The request:
Restate each line word for word. Leave out every picture.

** start of Entries provided **

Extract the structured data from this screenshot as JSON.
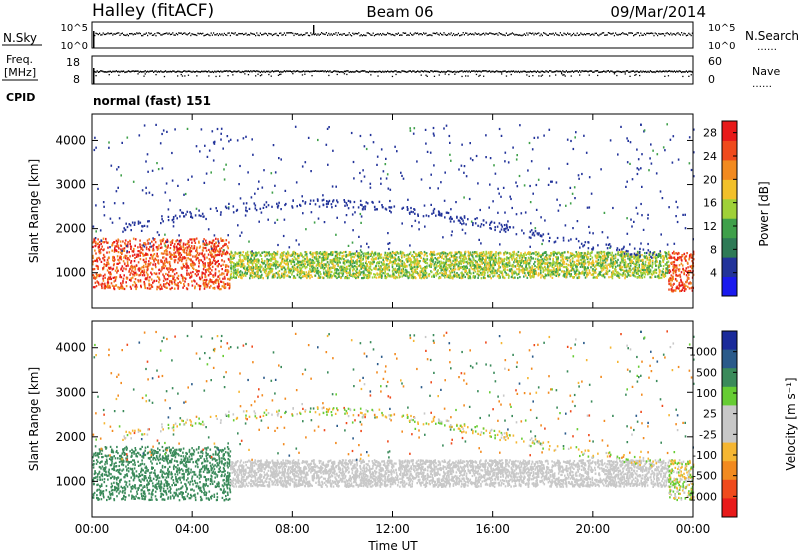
{
  "header": {
    "station": "Halley (fitACF)",
    "beam": "Beam 06",
    "date": "09/Mar/2014"
  },
  "strip_labels": {
    "nsky": "N.Sky",
    "nsearch": "N.Search",
    "freq_line1": "Freq.",
    "freq_line2": "[MHz]",
    "nave": "Nave",
    "cpid": "CPID",
    "cpid_value": "normal (fast) 151",
    "noise_ticks_left": [
      "10^5",
      "10^0"
    ],
    "noise_ticks_right": [
      "10^5",
      "10^0"
    ],
    "freq_ticks_left": [
      "18",
      "8"
    ],
    "freq_ticks_right": [
      "60",
      "0"
    ]
  },
  "colors": {
    "power_scale": [
      "#1a1aee",
      "#22339a",
      "#2e7a56",
      "#3fa04a",
      "#9fd138",
      "#f2c02a",
      "#f28a1f",
      "#ef4a1c",
      "#e81a1a"
    ],
    "velocity_scale": [
      "#e81a1a",
      "#ef4a1c",
      "#f28a1f",
      "#f5b632",
      "#c8c8c8",
      "#c8c8c8",
      "#66cc33",
      "#3a8a5a",
      "#2a5a8a",
      "#1a2a9a"
    ]
  },
  "chart_data": [
    {
      "type": "heatmap",
      "title": "Power",
      "ylabel": "Slant Range [km]",
      "ylim": [
        200,
        4600
      ],
      "yticks": [
        "1000",
        "2000",
        "3000",
        "4000"
      ],
      "xlim": [
        "00:00",
        "24:00"
      ],
      "colorbar": {
        "label": "Power [dB]",
        "ticks": [
          "4",
          "8",
          "12",
          "16",
          "20",
          "24",
          "28"
        ],
        "range": [
          0,
          30
        ]
      },
      "features": [
        {
          "time": "00:00-05:30",
          "range_km": [
            650,
            1800
          ],
          "power_db": [
            20,
            30
          ]
        },
        {
          "time": "05:30-23:00",
          "range_km": [
            900,
            1500
          ],
          "power_db": [
            10,
            20
          ]
        },
        {
          "time": "23:00-24:00",
          "range_km": [
            600,
            1500
          ],
          "power_db": [
            20,
            30
          ]
        }
      ]
    },
    {
      "type": "heatmap",
      "title": "Velocity",
      "ylabel": "Slant Range [km]",
      "ylim": [
        200,
        4600
      ],
      "yticks": [
        "1000",
        "2000",
        "3000",
        "4000"
      ],
      "xlabel": "Time UT",
      "xticks": [
        "00:00",
        "04:00",
        "08:00",
        "12:00",
        "16:00",
        "20:00",
        "00:00"
      ],
      "colorbar": {
        "label": "Velocity [m s⁻¹]",
        "ticks": [
          "1000",
          "500",
          "100",
          "25",
          "-25",
          "-100",
          "-500",
          "-1000"
        ]
      },
      "features": [
        {
          "time": "00:00-05:30",
          "range_km": [
            600,
            1800
          ],
          "velocity_ms": [
            100,
            500
          ]
        },
        {
          "time": "05:30-23:00",
          "range_km": [
            900,
            1500
          ],
          "velocity_ms": [
            -25,
            25
          ]
        },
        {
          "time": "23:00-24:00",
          "range_km": [
            600,
            1500
          ],
          "velocity_ms": [
            -100,
            100
          ]
        }
      ]
    }
  ]
}
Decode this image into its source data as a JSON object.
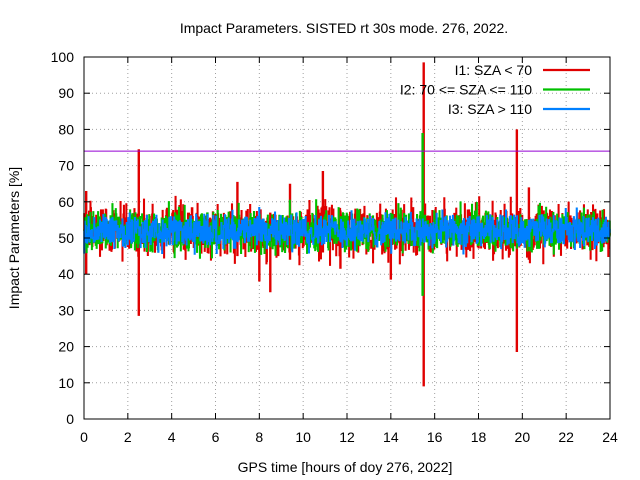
{
  "chart_data": {
    "type": "line",
    "title": "Impact Parameters. SISTED rt 30s mode. 276, 2022.",
    "xlabel": "GPS time [hours of doy 276, 2022]",
    "ylabel": "Impact Parameters [%]",
    "xlim": [
      0,
      24
    ],
    "ylim": [
      0,
      100
    ],
    "xticks": [
      0,
      2,
      4,
      6,
      8,
      10,
      12,
      14,
      16,
      18,
      20,
      22,
      24
    ],
    "yticks": [
      0,
      10,
      20,
      30,
      40,
      50,
      60,
      70,
      80,
      90,
      100
    ],
    "grid": true,
    "threshold": {
      "value": 74,
      "color": "#9400d3"
    },
    "legend_position": "top-right",
    "series": [
      {
        "name": "I1: SZA < 70",
        "color": "#e00000",
        "baseline": 52,
        "typical_range": [
          44,
          60
        ],
        "spikes": [
          {
            "x": 2.5,
            "min": 28.5,
            "max": 74.5
          },
          {
            "x": 15.5,
            "min": 9,
            "max": 98.5
          },
          {
            "x": 19.75,
            "min": 18.5,
            "max": 80
          },
          {
            "x": 10.9,
            "min": 46,
            "max": 68.5
          },
          {
            "x": 7.0,
            "min": 45,
            "max": 65.5
          },
          {
            "x": 9.4,
            "min": 44,
            "max": 65
          },
          {
            "x": 8.5,
            "min": 35,
            "max": 57
          },
          {
            "x": 8.0,
            "min": 38,
            "max": 56
          },
          {
            "x": 0.1,
            "min": 40,
            "max": 63
          },
          {
            "x": 14.0,
            "min": 38.5,
            "max": 56
          },
          {
            "x": 20.3,
            "min": 44,
            "max": 64
          },
          {
            "x": 11.7,
            "min": 41.5,
            "max": 57
          }
        ]
      },
      {
        "name": "I2: 70 <= SZA <= 110",
        "color": "#00c000",
        "baseline": 52,
        "typical_range": [
          46,
          59
        ],
        "spikes": [
          {
            "x": 15.45,
            "min": 34,
            "max": 79
          }
        ]
      },
      {
        "name": "I3: SZA > 110",
        "color": "#0080ff",
        "baseline": 52,
        "typical_range": [
          47,
          57
        ],
        "spikes": []
      }
    ]
  }
}
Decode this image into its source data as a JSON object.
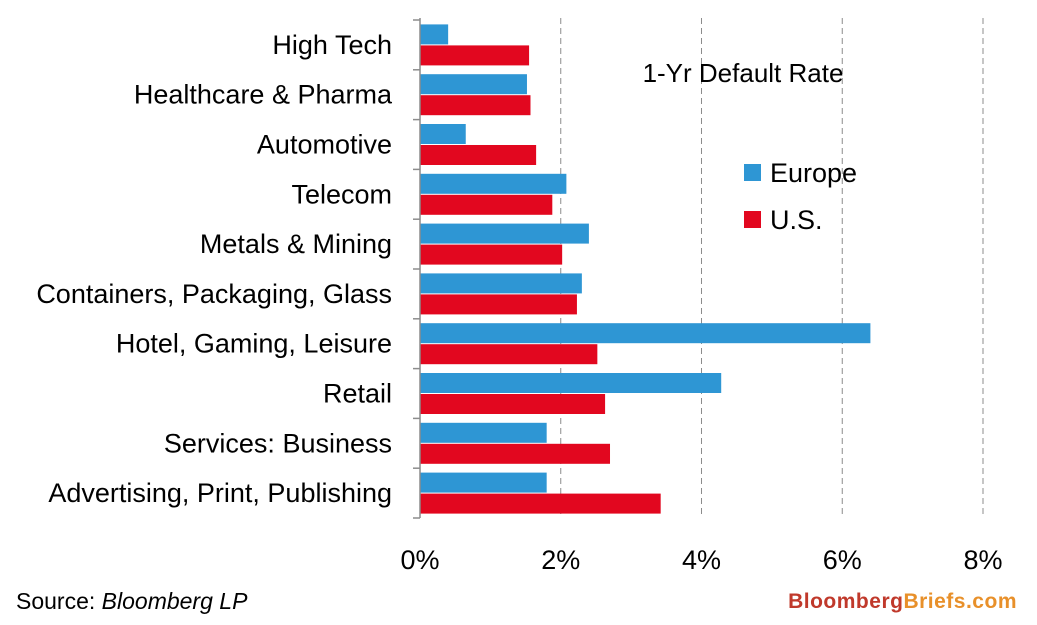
{
  "chart_data": {
    "type": "bar",
    "orientation": "horizontal",
    "title": "1-Yr Default Rate",
    "categories": [
      "High Tech",
      "Healthcare & Pharma",
      "Automotive",
      "Telecom",
      "Metals & Mining",
      "Containers, Packaging, Glass",
      "Hotel, Gaming, Leisure",
      "Retail",
      "Services: Business",
      "Advertising, Print, Publishing"
    ],
    "series": [
      {
        "name": "Europe",
        "color": "#2E96D4",
        "values": [
          0.4,
          1.52,
          0.65,
          2.08,
          2.4,
          2.3,
          6.4,
          4.28,
          1.8,
          1.8
        ]
      },
      {
        "name": "U.S.",
        "color": "#E2071F",
        "values": [
          1.55,
          1.57,
          1.65,
          1.88,
          2.02,
          2.23,
          2.52,
          2.63,
          2.7,
          3.42
        ]
      }
    ],
    "xlim": [
      0,
      8
    ],
    "xticks": [
      0,
      2,
      4,
      6,
      8
    ],
    "xtick_labels": [
      "0%",
      "2%",
      "4%",
      "6%",
      "8%"
    ],
    "grid": "vertical-dashed",
    "legend_position": "right"
  },
  "footer": {
    "source_prefix": "Source: ",
    "source_name": "Bloomberg LP",
    "brand_part1": "Bloomberg",
    "brand_part2": "Briefs.com",
    "brand_color1": "#C0392B",
    "brand_color2": "#E8902A"
  }
}
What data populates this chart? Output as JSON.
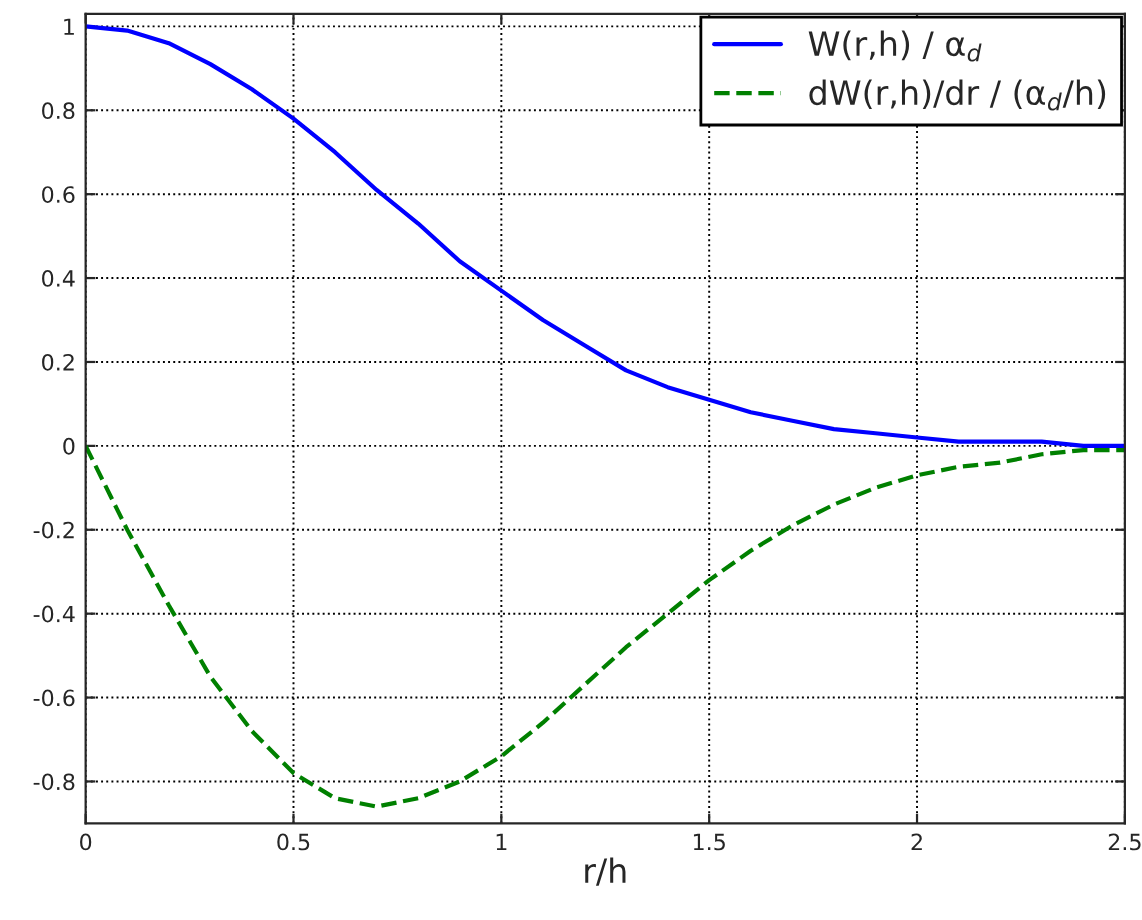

** end of Entries provided **

Answer for this exercise:
Extract the structured data from this screenshot as JSON.
{
  "header": {
    "station": "Halley (fitACF)",
    "beam": "Beam 06",
    "date": "09/Mar/2014"
  },
  "strip_labels": {
    "nsky": "N.Sky",
    "nsearch": "N.Search",
    "freq_line1": "Freq.",
    "freq_line2": "[MHz]",
    "nave": "Nave",
    "cpid": "CPID",
    "cpid_value": "normal (fast) 151",
    "noise_ticks_left": [
      "10^5",
      "10^0"
    ],
    "noise_ticks_right": [
      "10^5",
      "10^0"
    ],
    "freq_ticks_left": [
      "18",
      "8"
    ],
    "freq_ticks_right": [
      "60",
      "0"
    ]
  },
  "colors": {
    "power_scale": [
      "#1a1aee",
      "#22339a",
      "#2e7a56",
      "#3fa04a",
      "#9fd138",
      "#f2c02a",
      "#f28a1f",
      "#ef4a1c",
      "#e81a1a"
    ],
    "velocity_scale": [
      "#e81a1a",
      "#ef4a1c",
      "#f28a1f",
      "#f5b632",
      "#c8c8c8",
      "#c8c8c8",
      "#66cc33",
      "#3a8a5a",
      "#2a5a8a",
      "#1a2a9a"
    ]
  },
  "chart_data": [
    {
      "type": "heatmap",
      "title": "Power",
      "ylabel": "Slant Range [km]",
      "ylim": [
        200,
        4600
      ],
      "yticks": [
        "1000",
        "2000",
        "3000",
        "4000"
      ],
      "xlim": [
        "00:00",
        "24:00"
      ],
      "colorbar": {
        "label": "Power [dB]",
        "ticks": [
          "4",
          "8",
          "12",
          "16",
          "20",
          "24",
          "28"
        ],
        "range": [
          0,
          30
        ]
      },
      "features": [
        {
          "time": "00:00-05:30",
          "range_km": [
            650,
            1800
          ],
          "power_db": [
            20,
            30
          ]
        },
        {
          "time": "05:30-23:00",
          "range_km": [
            900,
            1500
          ],
          "power_db": [
            10,
            20
          ]
        },
        {
          "time": "23:00-24:00",
          "range_km": [
            600,
            1500
          ],
          "power_db": [
            20,
            30
          ]
        }
      ]
    },
    {
      "type": "heatmap",
      "title": "Velocity",
      "ylabel": "Slant Range [km]",
      "ylim": [
        200,
        4600
      ],
      "yticks": [
        "1000",
        "2000",
        "3000",
        "4000"
      ],
      "xlabel": "Time UT",
      "xticks": [
        "00:00",
        "04:00",
        "08:00",
        "12:00",
        "16:00",
        "20:00",
        "00:00"
      ],
      "colorbar": {
        "label": "Velocity [m s⁻¹]",
        "ticks": [
          "1000",
          "500",
          "100",
          "25",
          "-25",
          "-100",
          "-500",
          "-1000"
        ]
      },
      "features": [
        {
          "time": "00:00-05:30",
          "range_km": [
            600,
            1800
          ],
          "velocity_ms": [
            100,
            500
          ]
        },
        {
          "time": "05:30-23:00",
          "range_km": [
            900,
            1500
          ],
          "velocity_ms": [
            -25,
            25
          ]
        },
        {
          "time": "23:00-24:00",
          "range_km": [
            600,
            1500
          ],
          "velocity_ms": [
            -100,
            100
          ]
        }
      ]
    }
  ]
}
Decode this image into its source data as a JSON object.
{
  "chart_data": {
    "type": "line",
    "title": "Impact Parameters. SISTED rt 30s mode. 276, 2022.",
    "xlabel": "GPS time [hours of doy 276, 2022]",
    "ylabel": "Impact Parameters [%]",
    "xlim": [
      0,
      24
    ],
    "ylim": [
      0,
      100
    ],
    "xticks": [
      0,
      2,
      4,
      6,
      8,
      10,
      12,
      14,
      16,
      18,
      20,
      22,
      24
    ],
    "yticks": [
      0,
      10,
      20,
      30,
      40,
      50,
      60,
      70,
      80,
      90,
      100
    ],
    "grid": true,
    "threshold": {
      "value": 74,
      "color": "#9400d3"
    },
    "legend_position": "top-right",
    "series": [
      {
        "name": "I1: SZA < 70",
        "color": "#e00000",
        "baseline": 52,
        "typical_range": [
          44,
          60
        ],
        "spikes": [
          {
            "x": 2.5,
            "min": 28.5,
            "max": 74.5
          },
          {
            "x": 15.5,
            "min": 9,
            "max": 98.5
          },
          {
            "x": 19.75,
            "min": 18.5,
            "max": 80
          },
          {
            "x": 10.9,
            "min": 46,
            "max": 68.5
          },
          {
            "x": 7.0,
            "min": 45,
            "max": 65.5
          },
          {
            "x": 9.4,
            "min": 44,
            "max": 65
          },
          {
            "x": 8.5,
            "min": 35,
            "max": 57
          },
          {
            "x": 8.0,
            "min": 38,
            "max": 56
          },
          {
            "x": 0.1,
            "min": 40,
            "max": 63
          },
          {
            "x": 14.0,
            "min": 38.5,
            "max": 56
          },
          {
            "x": 20.3,
            "min": 44,
            "max": 64
          },
          {
            "x": 11.7,
            "min": 41.5,
            "max": 57
          }
        ]
      },
      {
        "name": "I2: 70 <= SZA <= 110",
        "color": "#00c000",
        "baseline": 52,
        "typical_range": [
          46,
          59
        ],
        "spikes": [
          {
            "x": 15.45,
            "min": 34,
            "max": 79
          }
        ]
      },
      {
        "name": "I3: SZA > 110",
        "color": "#0080ff",
        "baseline": 52,
        "typical_range": [
          47,
          57
        ],
        "spikes": []
      }
    ]
  }
}
Decode this image into its source data as a JSON object.
{
  "chart_data": {
    "type": "bar",
    "orientation": "horizontal",
    "title": "1-Yr Default Rate",
    "categories": [
      "High Tech",
      "Healthcare & Pharma",
      "Automotive",
      "Telecom",
      "Metals & Mining",
      "Containers, Packaging, Glass",
      "Hotel, Gaming, Leisure",
      "Retail",
      "Services: Business",
      "Advertising, Print, Publishing"
    ],
    "series": [
      {
        "name": "Europe",
        "color": "#2E96D4",
        "values": [
          0.4,
          1.52,
          0.65,
          2.08,
          2.4,
          2.3,
          6.4,
          4.28,
          1.8,
          1.8
        ]
      },
      {
        "name": "U.S.",
        "color": "#E2071F",
        "values": [
          1.55,
          1.57,
          1.65,
          1.88,
          2.02,
          2.23,
          2.52,
          2.63,
          2.7,
          3.42
        ]
      }
    ],
    "xlim": [
      0,
      8
    ],
    "xticks": [
      0,
      2,
      4,
      6,
      8
    ],
    "xtick_labels": [
      "0%",
      "2%",
      "4%",
      "6%",
      "8%"
    ],
    "grid": "vertical-dashed",
    "legend_position": "right"
  },
  "footer": {
    "source_prefix": "Source: ",
    "source_name": "Bloomberg LP",
    "brand_part1": "Bloomberg",
    "brand_part2": "Briefs.com",
    "brand_color1": "#C0392B",
    "brand_color2": "#E8902A"
  }
}
What data populates this chart? Output as JSON.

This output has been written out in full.